» WHAT TO DO: Copy the lines holding the word "milliers", all of them.

» RAW DATA:
*-*-*
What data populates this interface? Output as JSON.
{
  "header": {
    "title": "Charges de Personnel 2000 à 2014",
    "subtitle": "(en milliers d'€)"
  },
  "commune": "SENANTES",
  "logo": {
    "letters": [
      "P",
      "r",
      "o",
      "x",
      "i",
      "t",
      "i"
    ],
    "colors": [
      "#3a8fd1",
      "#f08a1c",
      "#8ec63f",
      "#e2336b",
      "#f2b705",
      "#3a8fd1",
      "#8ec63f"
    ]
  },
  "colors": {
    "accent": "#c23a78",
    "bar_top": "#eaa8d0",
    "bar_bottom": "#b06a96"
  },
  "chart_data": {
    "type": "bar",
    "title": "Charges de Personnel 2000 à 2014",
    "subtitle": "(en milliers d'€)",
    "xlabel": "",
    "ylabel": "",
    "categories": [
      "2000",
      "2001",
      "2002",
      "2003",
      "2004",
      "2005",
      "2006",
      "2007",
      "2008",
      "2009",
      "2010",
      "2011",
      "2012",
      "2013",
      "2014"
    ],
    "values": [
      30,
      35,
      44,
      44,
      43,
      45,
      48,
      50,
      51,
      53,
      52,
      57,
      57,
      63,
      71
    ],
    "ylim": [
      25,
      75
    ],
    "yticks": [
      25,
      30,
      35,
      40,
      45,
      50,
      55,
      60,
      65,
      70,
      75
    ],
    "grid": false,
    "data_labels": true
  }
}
*-*-*
» SOLUTION BELOW:
    "subtitle": "(en milliers d'€)"
    "subtitle": "(en milliers d'€)",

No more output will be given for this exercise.